#### What is needed:
Search the entries below. Return every line that has "secure" in it.

─── Stored records ───

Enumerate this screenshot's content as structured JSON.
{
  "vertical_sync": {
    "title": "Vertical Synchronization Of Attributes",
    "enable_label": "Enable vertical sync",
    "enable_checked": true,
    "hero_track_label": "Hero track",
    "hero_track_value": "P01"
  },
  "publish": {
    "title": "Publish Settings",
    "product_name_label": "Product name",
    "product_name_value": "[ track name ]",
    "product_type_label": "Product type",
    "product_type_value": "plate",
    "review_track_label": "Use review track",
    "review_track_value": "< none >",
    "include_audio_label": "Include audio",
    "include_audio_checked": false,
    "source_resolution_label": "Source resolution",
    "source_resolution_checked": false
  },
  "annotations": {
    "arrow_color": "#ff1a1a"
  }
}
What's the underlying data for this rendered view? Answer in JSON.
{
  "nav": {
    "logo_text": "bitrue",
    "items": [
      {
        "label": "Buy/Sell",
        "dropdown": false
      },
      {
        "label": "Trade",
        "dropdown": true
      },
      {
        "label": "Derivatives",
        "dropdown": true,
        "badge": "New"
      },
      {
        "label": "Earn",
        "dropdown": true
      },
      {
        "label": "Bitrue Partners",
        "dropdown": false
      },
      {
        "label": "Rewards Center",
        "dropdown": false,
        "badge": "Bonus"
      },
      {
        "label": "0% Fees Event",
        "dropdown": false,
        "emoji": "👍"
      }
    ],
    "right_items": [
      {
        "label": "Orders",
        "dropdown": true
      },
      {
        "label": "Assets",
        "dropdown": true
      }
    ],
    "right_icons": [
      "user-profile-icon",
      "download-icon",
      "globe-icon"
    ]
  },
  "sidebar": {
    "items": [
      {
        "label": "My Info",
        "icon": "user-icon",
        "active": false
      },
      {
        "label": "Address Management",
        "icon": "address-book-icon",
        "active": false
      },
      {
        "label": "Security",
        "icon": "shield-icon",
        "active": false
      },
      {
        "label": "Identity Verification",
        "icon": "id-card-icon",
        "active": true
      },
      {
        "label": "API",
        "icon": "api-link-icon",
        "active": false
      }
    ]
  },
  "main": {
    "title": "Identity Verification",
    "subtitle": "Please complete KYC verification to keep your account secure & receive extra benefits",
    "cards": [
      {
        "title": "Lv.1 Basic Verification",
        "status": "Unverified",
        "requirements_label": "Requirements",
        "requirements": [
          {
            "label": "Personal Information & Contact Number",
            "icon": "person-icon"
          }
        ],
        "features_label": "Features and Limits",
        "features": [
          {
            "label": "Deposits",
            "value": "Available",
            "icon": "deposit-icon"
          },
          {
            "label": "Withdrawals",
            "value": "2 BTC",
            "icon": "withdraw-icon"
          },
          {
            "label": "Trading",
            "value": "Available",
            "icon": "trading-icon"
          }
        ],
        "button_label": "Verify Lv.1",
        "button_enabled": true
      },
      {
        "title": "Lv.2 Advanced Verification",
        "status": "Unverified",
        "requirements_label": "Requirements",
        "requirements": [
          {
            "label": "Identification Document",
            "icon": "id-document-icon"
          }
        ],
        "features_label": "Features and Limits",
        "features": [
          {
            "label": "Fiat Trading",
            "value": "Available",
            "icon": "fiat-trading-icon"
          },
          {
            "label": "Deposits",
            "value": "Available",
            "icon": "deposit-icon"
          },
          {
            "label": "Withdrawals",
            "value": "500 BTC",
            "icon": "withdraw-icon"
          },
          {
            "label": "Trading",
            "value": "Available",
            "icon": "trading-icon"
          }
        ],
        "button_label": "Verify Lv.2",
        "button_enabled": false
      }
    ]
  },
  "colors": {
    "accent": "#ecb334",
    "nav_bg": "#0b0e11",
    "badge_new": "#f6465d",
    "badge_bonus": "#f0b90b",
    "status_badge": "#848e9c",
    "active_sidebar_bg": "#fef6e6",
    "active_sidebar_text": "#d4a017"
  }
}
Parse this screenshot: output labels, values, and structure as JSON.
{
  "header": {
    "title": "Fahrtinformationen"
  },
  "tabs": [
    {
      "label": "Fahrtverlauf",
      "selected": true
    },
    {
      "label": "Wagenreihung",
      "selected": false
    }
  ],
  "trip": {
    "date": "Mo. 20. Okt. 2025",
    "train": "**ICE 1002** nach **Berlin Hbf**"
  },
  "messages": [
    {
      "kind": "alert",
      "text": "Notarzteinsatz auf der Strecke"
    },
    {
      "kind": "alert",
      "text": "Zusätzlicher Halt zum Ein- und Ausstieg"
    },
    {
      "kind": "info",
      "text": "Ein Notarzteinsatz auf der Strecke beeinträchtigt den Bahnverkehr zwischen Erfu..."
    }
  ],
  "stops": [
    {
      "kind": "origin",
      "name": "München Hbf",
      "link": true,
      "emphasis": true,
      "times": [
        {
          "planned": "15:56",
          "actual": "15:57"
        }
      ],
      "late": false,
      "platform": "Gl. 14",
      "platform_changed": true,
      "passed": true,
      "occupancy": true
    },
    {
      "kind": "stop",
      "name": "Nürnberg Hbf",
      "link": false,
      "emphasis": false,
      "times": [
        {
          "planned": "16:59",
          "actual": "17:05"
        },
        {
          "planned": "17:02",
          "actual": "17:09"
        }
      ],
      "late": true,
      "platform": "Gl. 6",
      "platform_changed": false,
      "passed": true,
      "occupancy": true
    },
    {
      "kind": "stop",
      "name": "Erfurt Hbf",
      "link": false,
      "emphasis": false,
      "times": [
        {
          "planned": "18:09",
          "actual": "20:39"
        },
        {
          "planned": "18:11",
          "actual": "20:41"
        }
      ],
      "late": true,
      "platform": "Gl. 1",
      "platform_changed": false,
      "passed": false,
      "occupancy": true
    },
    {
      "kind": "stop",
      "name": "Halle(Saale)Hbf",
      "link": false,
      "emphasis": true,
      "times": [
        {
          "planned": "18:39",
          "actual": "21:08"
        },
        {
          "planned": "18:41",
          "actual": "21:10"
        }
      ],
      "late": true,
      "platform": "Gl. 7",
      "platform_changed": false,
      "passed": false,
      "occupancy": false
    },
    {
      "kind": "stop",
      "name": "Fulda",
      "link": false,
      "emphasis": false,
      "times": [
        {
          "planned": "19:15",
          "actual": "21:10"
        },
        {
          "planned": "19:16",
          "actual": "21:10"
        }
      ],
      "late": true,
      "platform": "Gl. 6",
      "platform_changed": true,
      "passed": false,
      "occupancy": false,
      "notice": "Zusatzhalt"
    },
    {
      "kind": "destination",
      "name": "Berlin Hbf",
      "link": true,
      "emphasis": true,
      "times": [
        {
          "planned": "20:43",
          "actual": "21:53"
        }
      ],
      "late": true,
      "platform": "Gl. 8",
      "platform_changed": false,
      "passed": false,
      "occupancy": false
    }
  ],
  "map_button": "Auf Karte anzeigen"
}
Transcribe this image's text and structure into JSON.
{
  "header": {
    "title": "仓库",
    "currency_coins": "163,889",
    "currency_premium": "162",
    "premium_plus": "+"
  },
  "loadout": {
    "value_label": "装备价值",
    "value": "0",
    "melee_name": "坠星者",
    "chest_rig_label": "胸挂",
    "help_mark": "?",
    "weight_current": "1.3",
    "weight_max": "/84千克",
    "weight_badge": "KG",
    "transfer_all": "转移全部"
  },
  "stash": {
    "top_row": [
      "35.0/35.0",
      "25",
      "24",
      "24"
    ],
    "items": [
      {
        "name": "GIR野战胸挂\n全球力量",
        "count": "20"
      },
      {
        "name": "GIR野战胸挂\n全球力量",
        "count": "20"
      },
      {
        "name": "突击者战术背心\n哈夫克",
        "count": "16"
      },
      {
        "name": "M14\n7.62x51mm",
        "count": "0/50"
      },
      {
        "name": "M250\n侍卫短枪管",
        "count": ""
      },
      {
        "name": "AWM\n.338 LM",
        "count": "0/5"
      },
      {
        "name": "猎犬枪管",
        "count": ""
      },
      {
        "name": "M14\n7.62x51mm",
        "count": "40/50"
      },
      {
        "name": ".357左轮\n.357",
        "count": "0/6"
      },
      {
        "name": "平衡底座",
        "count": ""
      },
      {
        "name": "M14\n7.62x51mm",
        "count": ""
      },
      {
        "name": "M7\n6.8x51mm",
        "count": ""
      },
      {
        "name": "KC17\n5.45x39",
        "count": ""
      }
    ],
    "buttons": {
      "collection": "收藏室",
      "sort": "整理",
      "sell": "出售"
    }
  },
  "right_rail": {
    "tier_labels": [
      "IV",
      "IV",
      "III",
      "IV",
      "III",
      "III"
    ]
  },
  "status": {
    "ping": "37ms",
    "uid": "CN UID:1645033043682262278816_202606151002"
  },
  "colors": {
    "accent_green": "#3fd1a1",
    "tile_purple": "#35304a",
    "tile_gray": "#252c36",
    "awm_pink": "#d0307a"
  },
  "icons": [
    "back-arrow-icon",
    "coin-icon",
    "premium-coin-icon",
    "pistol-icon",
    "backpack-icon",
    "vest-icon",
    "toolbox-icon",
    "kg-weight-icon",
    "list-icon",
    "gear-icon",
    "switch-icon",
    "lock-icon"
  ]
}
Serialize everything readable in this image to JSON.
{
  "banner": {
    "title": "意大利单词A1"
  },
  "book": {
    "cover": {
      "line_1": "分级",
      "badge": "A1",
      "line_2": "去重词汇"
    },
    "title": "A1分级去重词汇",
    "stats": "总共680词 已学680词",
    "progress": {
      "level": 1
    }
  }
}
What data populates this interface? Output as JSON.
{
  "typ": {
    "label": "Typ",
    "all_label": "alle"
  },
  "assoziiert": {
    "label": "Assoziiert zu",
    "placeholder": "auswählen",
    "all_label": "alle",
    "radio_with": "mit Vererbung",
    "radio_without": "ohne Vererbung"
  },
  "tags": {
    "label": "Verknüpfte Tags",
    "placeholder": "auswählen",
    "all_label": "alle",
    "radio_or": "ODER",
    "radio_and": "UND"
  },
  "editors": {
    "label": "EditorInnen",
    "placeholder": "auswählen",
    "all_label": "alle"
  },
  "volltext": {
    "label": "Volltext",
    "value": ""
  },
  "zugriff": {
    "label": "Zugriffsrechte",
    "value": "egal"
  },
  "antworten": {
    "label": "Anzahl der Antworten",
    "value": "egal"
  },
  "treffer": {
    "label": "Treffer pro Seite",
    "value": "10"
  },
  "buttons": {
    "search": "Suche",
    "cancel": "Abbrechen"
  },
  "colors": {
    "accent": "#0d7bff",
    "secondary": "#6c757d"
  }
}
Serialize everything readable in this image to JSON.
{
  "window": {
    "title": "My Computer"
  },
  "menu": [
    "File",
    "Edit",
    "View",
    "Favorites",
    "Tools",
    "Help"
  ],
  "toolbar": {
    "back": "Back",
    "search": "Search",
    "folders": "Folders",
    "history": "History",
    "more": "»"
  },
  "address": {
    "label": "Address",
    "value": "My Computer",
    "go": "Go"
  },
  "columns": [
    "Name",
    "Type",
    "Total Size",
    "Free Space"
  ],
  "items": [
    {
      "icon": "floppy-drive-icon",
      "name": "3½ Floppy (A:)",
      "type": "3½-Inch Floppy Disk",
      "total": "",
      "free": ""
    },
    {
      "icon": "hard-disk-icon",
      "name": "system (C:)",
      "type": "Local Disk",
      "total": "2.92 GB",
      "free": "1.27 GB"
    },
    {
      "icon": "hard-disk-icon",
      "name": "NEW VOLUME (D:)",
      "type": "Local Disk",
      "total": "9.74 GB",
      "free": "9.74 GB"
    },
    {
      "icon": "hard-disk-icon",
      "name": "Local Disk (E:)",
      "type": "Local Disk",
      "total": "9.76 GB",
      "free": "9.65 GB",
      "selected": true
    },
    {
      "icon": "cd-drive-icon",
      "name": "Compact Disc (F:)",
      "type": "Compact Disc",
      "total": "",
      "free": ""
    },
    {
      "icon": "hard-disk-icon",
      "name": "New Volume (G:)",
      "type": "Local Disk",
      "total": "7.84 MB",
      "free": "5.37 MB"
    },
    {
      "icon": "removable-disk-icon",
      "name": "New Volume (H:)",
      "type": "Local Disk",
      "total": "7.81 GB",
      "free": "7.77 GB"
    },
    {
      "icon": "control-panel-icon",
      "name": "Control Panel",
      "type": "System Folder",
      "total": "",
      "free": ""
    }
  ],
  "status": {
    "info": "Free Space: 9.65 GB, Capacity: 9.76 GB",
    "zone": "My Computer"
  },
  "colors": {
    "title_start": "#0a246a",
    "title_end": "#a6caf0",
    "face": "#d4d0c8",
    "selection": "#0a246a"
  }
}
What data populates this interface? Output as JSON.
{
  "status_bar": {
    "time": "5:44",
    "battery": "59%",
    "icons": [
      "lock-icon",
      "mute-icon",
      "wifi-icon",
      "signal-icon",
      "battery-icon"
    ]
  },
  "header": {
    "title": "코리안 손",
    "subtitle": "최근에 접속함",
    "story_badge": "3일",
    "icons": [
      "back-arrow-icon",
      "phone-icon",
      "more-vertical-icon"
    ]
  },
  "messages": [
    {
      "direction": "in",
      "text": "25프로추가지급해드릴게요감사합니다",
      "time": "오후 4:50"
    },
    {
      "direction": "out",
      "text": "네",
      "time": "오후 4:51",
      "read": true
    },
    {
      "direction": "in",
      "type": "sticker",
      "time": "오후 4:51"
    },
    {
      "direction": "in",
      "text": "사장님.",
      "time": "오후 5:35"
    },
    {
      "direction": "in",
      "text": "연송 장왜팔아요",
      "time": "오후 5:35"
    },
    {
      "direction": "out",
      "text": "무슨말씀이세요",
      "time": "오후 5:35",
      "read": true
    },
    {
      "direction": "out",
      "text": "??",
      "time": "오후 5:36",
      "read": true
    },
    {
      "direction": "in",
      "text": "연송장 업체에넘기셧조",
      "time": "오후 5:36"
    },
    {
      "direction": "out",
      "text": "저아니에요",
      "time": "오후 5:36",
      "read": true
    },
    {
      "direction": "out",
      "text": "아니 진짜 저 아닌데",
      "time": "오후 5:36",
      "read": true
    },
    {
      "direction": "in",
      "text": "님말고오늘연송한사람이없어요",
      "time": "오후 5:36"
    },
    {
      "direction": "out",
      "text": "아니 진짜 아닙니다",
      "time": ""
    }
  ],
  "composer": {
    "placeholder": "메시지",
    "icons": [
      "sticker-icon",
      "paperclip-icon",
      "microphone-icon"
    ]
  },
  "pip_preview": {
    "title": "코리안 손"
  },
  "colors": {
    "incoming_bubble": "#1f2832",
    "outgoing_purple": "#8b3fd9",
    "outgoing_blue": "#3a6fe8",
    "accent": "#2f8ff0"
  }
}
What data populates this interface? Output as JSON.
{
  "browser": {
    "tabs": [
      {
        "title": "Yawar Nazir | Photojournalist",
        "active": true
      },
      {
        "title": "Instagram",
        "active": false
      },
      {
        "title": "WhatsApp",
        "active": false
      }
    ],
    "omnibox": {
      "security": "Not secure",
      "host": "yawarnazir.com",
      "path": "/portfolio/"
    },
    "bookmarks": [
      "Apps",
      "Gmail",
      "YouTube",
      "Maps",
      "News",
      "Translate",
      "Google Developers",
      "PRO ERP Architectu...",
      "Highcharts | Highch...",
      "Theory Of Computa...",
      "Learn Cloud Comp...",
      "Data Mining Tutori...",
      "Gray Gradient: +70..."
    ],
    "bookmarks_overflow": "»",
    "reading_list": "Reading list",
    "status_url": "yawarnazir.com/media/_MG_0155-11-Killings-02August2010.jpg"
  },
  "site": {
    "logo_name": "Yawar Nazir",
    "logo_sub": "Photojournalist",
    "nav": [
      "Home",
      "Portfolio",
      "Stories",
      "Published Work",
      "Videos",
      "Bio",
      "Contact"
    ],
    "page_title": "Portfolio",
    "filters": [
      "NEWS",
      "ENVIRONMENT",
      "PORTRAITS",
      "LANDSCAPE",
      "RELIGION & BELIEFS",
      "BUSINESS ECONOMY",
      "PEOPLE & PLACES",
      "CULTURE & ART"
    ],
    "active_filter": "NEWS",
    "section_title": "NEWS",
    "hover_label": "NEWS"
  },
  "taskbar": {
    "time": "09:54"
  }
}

───

#### The response:
    "subtitle": "Please complete KYC verification to keep your account secure & receive extra benefits",
      "security": "Not secure",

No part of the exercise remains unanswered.